Written exercise ▸ Below are some entries; can you quote all of them exactly?

(Rows from a figure dataset)
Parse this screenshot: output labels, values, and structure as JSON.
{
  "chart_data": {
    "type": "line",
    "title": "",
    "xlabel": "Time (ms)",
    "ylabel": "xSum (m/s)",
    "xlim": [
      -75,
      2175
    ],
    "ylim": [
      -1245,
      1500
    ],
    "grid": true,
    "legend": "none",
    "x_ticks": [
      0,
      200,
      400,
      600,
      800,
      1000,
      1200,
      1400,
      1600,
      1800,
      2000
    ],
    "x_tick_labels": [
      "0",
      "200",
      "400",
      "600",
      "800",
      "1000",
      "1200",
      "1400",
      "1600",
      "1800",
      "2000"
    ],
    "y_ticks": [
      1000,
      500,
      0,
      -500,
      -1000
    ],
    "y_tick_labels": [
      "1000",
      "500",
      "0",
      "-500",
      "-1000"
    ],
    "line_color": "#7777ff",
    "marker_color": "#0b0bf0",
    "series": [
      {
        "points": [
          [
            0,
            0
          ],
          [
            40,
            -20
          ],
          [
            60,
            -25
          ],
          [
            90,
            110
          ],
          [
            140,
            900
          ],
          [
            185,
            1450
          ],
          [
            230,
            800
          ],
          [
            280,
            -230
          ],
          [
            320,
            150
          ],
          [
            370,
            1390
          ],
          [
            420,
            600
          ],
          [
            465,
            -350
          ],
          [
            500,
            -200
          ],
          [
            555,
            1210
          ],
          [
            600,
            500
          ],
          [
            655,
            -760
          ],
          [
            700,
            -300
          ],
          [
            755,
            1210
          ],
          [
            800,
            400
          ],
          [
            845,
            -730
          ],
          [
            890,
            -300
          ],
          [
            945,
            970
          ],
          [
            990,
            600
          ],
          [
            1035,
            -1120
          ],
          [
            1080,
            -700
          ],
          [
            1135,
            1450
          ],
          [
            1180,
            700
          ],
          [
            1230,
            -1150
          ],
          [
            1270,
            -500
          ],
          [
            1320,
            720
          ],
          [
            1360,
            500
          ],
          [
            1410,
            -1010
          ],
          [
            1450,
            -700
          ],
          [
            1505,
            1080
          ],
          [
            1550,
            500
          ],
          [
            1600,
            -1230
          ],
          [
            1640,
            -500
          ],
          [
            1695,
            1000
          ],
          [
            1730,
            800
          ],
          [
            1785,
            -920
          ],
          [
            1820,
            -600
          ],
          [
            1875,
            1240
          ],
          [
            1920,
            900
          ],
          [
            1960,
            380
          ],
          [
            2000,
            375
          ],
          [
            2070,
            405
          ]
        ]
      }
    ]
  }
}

Solution for this problem ▸
Parse this screenshot: output labels, values, and structure as JSON.
{
  "chart_data": {
    "type": "line",
    "title": "",
    "xlabel": "Time (ms)",
    "ylabel": "xSum (m/s)",
    "xlim": [
      -75,
      2175
    ],
    "ylim": [
      -1245,
      1500
    ],
    "grid": true,
    "legend": "none",
    "x_ticks": [
      0,
      200,
      400,
      600,
      800,
      1000,
      1200,
      1400,
      1600,
      1800,
      2000
    ],
    "x_tick_labels": [
      "0",
      "200",
      "400",
      "600",
      "800",
      "1000",
      "1200",
      "1400",
      "1600",
      "1800",
      "2000"
    ],
    "y_ticks": [
      1000,
      500,
      0,
      -500,
      -1000
    ],
    "y_tick_labels": [
      "1000",
      "500",
      "0",
      "-500",
      "-1000"
    ],
    "line_color": "#7777ff",
    "marker_color": "#0b0bf0",
    "series": [
      {
        "points": [
          [
            0,
            0
          ],
          [
            40,
            -20
          ],
          [
            60,
            -25
          ],
          [
            90,
            110
          ],
          [
            140,
            900
          ],
          [
            185,
            1450
          ],
          [
            230,
            800
          ],
          [
            280,
            -230
          ],
          [
            320,
            150
          ],
          [
            370,
            1390
          ],
          [
            420,
            600
          ],
          [
            465,
            -350
          ],
          [
            500,
            -200
          ],
          [
            555,
            1210
          ],
          [
            600,
            500
          ],
          [
            655,
            -760
          ],
          [
            700,
            -300
          ],
          [
            755,
            1210
          ],
          [
            800,
            400
          ],
          [
            845,
            -730
          ],
          [
            890,
            -300
          ],
          [
            945,
            970
          ],
          [
            990,
            600
          ],
          [
            1035,
            -1120
          ],
          [
            1080,
            -700
          ],
          [
            1135,
            1450
          ],
          [
            1180,
            700
          ],
          [
            1230,
            -1150
          ],
          [
            1270,
            -500
          ],
          [
            1320,
            720
          ],
          [
            1360,
            500
          ],
          [
            1410,
            -1010
          ],
          [
            1450,
            -700
          ],
          [
            1505,
            1080
          ],
          [
            1550,
            500
          ],
          [
            1600,
            -1230
          ],
          [
            1640,
            -500
          ],
          [
            1695,
            1000
          ],
          [
            1730,
            800
          ],
          [
            1785,
            -920
          ],
          [
            1820,
            -600
          ],
          [
            1875,
            1240
          ],
          [
            1920,
            900
          ],
          [
            1960,
            380
          ],
          [
            2000,
            375
          ],
          [
            2070,
            405
          ]
        ]
      }
    ]
  }
}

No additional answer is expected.